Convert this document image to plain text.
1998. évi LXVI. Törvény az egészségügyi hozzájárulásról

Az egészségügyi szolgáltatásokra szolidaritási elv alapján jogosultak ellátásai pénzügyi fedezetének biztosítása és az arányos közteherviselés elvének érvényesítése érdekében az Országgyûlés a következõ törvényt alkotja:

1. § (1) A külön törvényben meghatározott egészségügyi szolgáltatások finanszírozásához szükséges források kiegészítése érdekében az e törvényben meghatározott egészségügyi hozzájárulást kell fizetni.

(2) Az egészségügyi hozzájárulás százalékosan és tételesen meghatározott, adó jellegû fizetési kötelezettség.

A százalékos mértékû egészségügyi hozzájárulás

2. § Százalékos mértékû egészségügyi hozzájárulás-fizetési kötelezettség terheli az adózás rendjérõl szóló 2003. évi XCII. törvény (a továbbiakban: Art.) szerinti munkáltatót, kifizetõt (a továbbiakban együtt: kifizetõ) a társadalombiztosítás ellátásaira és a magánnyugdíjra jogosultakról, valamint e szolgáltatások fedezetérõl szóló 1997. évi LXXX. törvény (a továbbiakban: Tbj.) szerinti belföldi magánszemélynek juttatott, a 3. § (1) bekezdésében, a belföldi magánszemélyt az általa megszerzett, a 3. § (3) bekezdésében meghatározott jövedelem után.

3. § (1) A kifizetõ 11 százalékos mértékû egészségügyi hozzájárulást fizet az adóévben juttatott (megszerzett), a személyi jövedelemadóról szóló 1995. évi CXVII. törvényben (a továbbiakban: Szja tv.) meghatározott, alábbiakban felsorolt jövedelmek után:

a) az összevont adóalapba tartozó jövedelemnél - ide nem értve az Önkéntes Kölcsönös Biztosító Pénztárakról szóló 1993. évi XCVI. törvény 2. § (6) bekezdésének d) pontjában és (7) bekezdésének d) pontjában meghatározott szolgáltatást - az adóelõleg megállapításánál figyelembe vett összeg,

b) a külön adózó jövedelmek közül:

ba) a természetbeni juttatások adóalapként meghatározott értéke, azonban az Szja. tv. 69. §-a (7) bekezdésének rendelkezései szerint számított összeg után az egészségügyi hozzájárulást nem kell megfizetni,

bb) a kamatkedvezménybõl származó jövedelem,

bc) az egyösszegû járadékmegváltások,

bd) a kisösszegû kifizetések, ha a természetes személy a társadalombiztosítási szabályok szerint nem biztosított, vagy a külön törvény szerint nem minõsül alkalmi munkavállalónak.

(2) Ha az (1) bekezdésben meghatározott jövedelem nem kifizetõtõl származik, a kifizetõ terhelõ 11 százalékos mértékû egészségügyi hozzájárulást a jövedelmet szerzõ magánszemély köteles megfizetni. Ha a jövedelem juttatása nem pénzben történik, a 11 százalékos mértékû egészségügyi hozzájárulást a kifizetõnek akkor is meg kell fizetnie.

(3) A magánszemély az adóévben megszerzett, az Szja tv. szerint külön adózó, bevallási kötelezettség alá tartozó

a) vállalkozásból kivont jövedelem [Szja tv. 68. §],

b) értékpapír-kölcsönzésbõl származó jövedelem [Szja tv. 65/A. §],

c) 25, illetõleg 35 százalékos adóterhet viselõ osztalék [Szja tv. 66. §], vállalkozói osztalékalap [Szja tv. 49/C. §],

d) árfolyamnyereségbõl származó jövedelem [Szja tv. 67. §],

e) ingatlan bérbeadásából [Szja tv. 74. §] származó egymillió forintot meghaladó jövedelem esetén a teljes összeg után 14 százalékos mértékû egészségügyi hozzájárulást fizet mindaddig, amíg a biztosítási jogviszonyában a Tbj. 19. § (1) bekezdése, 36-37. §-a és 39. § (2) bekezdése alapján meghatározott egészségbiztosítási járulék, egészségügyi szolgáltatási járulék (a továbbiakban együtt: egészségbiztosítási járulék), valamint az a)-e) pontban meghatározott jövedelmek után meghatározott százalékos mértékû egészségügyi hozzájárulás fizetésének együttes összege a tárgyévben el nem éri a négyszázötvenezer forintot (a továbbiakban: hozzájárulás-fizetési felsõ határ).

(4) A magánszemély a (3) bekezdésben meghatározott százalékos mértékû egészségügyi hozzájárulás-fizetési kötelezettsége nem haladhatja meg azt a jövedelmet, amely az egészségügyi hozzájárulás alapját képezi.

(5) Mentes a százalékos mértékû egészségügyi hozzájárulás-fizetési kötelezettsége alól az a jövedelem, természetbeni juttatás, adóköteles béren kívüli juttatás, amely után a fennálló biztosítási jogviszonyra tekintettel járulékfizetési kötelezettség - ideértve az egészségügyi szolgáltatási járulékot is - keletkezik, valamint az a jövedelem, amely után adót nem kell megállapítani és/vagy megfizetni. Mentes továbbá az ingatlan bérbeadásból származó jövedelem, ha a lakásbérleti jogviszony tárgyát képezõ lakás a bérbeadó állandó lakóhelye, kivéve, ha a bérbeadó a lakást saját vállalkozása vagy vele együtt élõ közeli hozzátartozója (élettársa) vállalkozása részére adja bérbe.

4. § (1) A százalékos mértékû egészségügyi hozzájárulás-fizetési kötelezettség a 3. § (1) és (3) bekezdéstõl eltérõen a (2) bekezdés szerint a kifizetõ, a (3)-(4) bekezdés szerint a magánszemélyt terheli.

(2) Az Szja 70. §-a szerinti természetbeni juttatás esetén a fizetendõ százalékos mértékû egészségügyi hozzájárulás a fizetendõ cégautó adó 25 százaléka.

◆ WHAT YOU ARE ASKED TO DO
Reproduce the entries above in full by retyping them exactly.

◆ ANSWER FOR THE TASK
Convert this document image to plain text.
1998. évi LXVI. Törvény az egészségügyi hozzájárulásról

Az egészségügyi szolgáltatásokra szolidaritási elv alapján jogosultak ellátásai pénzügyi fedezetének biztosítása és az arányos közteherviselés elvének érvényesítése érdekében az Országgyûlés a következõ törvényt alkotja:

1. § (1) A külön törvényben meghatározott egészségügyi szolgáltatások finanszírozásához szükséges források kiegészítése érdekében az e törvényben meghatározott egészségügyi hozzájárulást kell fizetni.

(2) Az egészségügyi hozzájárulás százalékosan és tételesen meghatározott, adó jellegû fizetési kötelezettség.

A százalékos mértékû egészségügyi hozzájárulás

2. § Százalékos mértékû egészségügyi hozzájárulás-fizetési kötelezettség terheli az adózás rendjérõl szóló 2003. évi XCII. törvény (a továbbiakban: Art.) szerinti munkáltatót, kifizetõt (a továbbiakban együtt: kifizetõ) a társadalombiztosítás ellátásaira és a magánnyugdíjra jogosultakról, valamint e szolgáltatások fedezetérõl szóló 1997. évi LXXX. törvény (a továbbiakban: Tbj.) szerinti belföldi magánszemélynek juttatott, a 3. § (1) bekezdésében, a belföldi magánszemélyt az általa megszerzett, a 3. § (3) bekezdésében meghatározott jövedelem után.

3. § (1) A kifizetõ 11 százalékos mértékû egészségügyi hozzájárulást fizet az adóévben juttatott (megszerzett), a személyi jövedelemadóról szóló 1995. évi CXVII. törvényben (a továbbiakban: Szja tv.) meghatározott, alábbiakban felsorolt jövedelmek után:

a) az összevont adóalapba tartozó jövedelemnél - ide nem értve az Önkéntes Kölcsönös Biztosító Pénztárakról szóló 1993. évi XCVI. törvény 2. § (6) bekezdésének d) pontjában és (7) bekezdésének d) pontjában meghatározott szolgáltatást - az adóelõleg megállapításánál figyelembe vett összeg,

b) a külön adózó jövedelmek közül:

ba) a természetbeni juttatások adóalapként meghatározott értéke, azonban az Szja. tv. 69. §-a (7) bekezdésének rendelkezései szerint számított összeg után az egészségügyi hozzájárulást nem kell megfizetni,

bb) a kamatkedvezménybõl származó jövedelem,

bc) az egyösszegû járadékmegváltások,

bd) a kisösszegû kifizetések, ha a természetes személy a társadalombiztosítási szabályok szerint nem biztosított, vagy a külön törvény szerint nem minõsül alkalmi munkavállalónak.

(2) Ha az (1) bekezdésben meghatározott jövedelem nem kifizetõtõl származik, a kifizetõ terhelõ 11 százalékos mértékû egészségügyi hozzájárulást a jövedelmet szerzõ magánszemély köteles megfizetni. Ha a jövedelem juttatása nem pénzben történik, a 11 százalékos mértékû egészségügyi hozzájárulást a kifizetõnek akkor is meg kell fizetnie.

(3) A magánszemély az adóévben megszerzett, az Szja tv. szerint külön adózó, bevallási kötelezettség alá tartozó

a) vállalkozásból kivont jövedelem [Szja tv. 68. §],

b) értékpapír-kölcsönzésbõl származó jövedelem [Szja tv. 65/A. §],

c) 25, illetõleg 35 százalékos adóterhet viselõ osztalék [Szja tv. 66. §], vállalkozói osztalékalap [Szja tv. 49/C. §],

d) árfolyamnyereségbõl származó jövedelem [Szja tv. 67. §],

e) ingatlan bérbeadásából [Szja tv. 74. §] származó egymillió forintot meghaladó jövedelem esetén a teljes összeg után 14 százalékos mértékû egészségügyi hozzájárulást fizet mindaddig, amíg a biztosítási jogviszonyában a Tbj. 19. § (1) bekezdése, 36-37. §-a és 39. § (2) bekezdése alapján meghatározott egészségbiztosítási járulék, egészségügyi szolgáltatási járulék (a továbbiakban együtt: egészségbiztosítási járulék), valamint az a)-e) pontban meghatározott jövedelmek után meghatározott százalékos mértékû egészségügyi hozzájárulás fizetésének együttes összege a tárgyévben el nem éri a négyszázötvenezer forintot (a továbbiakban: hozzájárulás-fizetési felsõ határ).

(4) A magánszemély a (3) bekezdésben meghatározott százalékos mértékû egészségügyi hozzájárulás-fizetési kötelezettsége nem haladhatja meg azt a jövedelmet, amely az egészségügyi hozzájárulás alapját képezi.

(5) Mentes a százalékos mértékû egészségügyi hozzájárulás-fizetési kötelezettsége alól az a jövedelem, természetbeni juttatás, adóköteles béren kívüli juttatás, amely után a fennálló biztosítási jogviszonyra tekintettel járulékfizetési kötelezettség - ideértve az egészségügyi szolgáltatási járulékot is - keletkezik, valamint az a jövedelem, amely után adót nem kell megállapítani és/vagy megfizetni. Mentes továbbá az ingatlan bérbeadásból származó jövedelem, ha a lakásbérleti jogviszony tárgyát képezõ lakás a bérbeadó állandó lakóhelye, kivéve, ha a bérbeadó a lakást saját vállalkozása vagy vele együtt élõ közeli hozzátartozója (élettársa) vállalkozása részére adja bérbe.

4. § (1) A százalékos mértékû egészségügyi hozzájárulás-fizetési kötelezettség a 3. § (1) és (3) bekezdéstõl eltérõen a (2) bekezdés szerint a kifizetõ, a (3)-(4) bekezdés szerint a magánszemélyt terheli.

(2) Az Szja 70. §-a szerinti természetbeni juttatás esetén a fizetendõ százalékos mértékû egészségügyi hozzájárulás a fizetendõ cégautó adó 25 százaléka.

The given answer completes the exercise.